- Exercise
Read the records and write them out again exactly.

Extracts from a graphics dataset

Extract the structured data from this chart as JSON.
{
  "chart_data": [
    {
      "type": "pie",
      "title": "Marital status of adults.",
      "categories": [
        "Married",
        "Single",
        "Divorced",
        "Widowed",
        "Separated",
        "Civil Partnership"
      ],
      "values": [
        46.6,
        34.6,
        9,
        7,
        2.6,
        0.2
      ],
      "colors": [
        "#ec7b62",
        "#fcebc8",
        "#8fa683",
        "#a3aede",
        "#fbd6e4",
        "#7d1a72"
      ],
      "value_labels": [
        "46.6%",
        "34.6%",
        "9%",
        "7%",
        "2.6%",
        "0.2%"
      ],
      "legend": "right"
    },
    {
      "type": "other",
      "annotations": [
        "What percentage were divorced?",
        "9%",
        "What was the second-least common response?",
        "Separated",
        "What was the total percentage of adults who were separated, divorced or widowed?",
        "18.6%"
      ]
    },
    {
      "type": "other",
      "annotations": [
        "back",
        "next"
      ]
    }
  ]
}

- Written response
Extract the structured data from this chart as JSON.
{
  "chart_data": [
    {
      "type": "pie",
      "title": "Marital status of adults.",
      "categories": [
        "Married",
        "Single",
        "Divorced",
        "Widowed",
        "Separated",
        "Civil Partnership"
      ],
      "values": [
        46.6,
        34.6,
        9,
        7,
        2.6,
        0.2
      ],
      "colors": [
        "#ec7b62",
        "#fcebc8",
        "#8fa683",
        "#a3aede",
        "#fbd6e4",
        "#7d1a72"
      ],
      "value_labels": [
        "46.6%",
        "34.6%",
        "9%",
        "7%",
        "2.6%",
        "0.2%"
      ],
      "legend": "right"
    },
    {
      "type": "other",
      "annotations": [
        "What percentage were divorced?",
        "9%",
        "What was the second-least common response?",
        "Separated",
        "What was the total percentage of adults who were separated, divorced or widowed?",
        "18.6%"
      ]
    },
    {
      "type": "other",
      "annotations": [
        "back",
        "next"
      ]
    }
  ]
}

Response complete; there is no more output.